Write out every record below exactly as it appears.
-- BEGIN Recorded information --
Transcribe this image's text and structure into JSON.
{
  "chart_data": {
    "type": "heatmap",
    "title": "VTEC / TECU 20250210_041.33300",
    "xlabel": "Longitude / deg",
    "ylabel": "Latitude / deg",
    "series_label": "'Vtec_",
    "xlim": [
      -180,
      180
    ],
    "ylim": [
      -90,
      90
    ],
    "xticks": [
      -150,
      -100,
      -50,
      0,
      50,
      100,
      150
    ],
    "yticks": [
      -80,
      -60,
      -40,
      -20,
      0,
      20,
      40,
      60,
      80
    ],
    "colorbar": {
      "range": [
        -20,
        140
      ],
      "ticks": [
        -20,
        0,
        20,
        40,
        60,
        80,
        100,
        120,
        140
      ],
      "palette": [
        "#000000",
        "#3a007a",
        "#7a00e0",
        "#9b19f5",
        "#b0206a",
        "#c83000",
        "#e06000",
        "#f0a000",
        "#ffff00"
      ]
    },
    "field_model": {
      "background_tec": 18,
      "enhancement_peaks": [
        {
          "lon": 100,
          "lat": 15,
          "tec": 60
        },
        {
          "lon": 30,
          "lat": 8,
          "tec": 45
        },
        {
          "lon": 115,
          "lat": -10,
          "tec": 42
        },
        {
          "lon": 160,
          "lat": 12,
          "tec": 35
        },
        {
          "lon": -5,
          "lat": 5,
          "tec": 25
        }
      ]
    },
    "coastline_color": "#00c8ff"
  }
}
-- END Recorded information --
* **The answer**:
Transcribe this image's text and structure into JSON.
{
  "chart_data": {
    "type": "heatmap",
    "title": "VTEC / TECU 20250210_041.33300",
    "xlabel": "Longitude / deg",
    "ylabel": "Latitude / deg",
    "series_label": "'Vtec_",
    "xlim": [
      -180,
      180
    ],
    "ylim": [
      -90,
      90
    ],
    "xticks": [
      -150,
      -100,
      -50,
      0,
      50,
      100,
      150
    ],
    "yticks": [
      -80,
      -60,
      -40,
      -20,
      0,
      20,
      40,
      60,
      80
    ],
    "colorbar": {
      "range": [
        -20,
        140
      ],
      "ticks": [
        -20,
        0,
        20,
        40,
        60,
        80,
        100,
        120,
        140
      ],
      "palette": [
        "#000000",
        "#3a007a",
        "#7a00e0",
        "#9b19f5",
        "#b0206a",
        "#c83000",
        "#e06000",
        "#f0a000",
        "#ffff00"
      ]
    },
    "field_model": {
      "background_tec": 18,
      "enhancement_peaks": [
        {
          "lon": 100,
          "lat": 15,
          "tec": 60
        },
        {
          "lon": 30,
          "lat": 8,
          "tec": 45
        },
        {
          "lon": 115,
          "lat": -10,
          "tec": 42
        },
        {
          "lon": 160,
          "lat": 12,
          "tec": 35
        },
        {
          "lon": -5,
          "lat": 5,
          "tec": 25
        }
      ]
    },
    "coastline_color": "#00c8ff"
  }
}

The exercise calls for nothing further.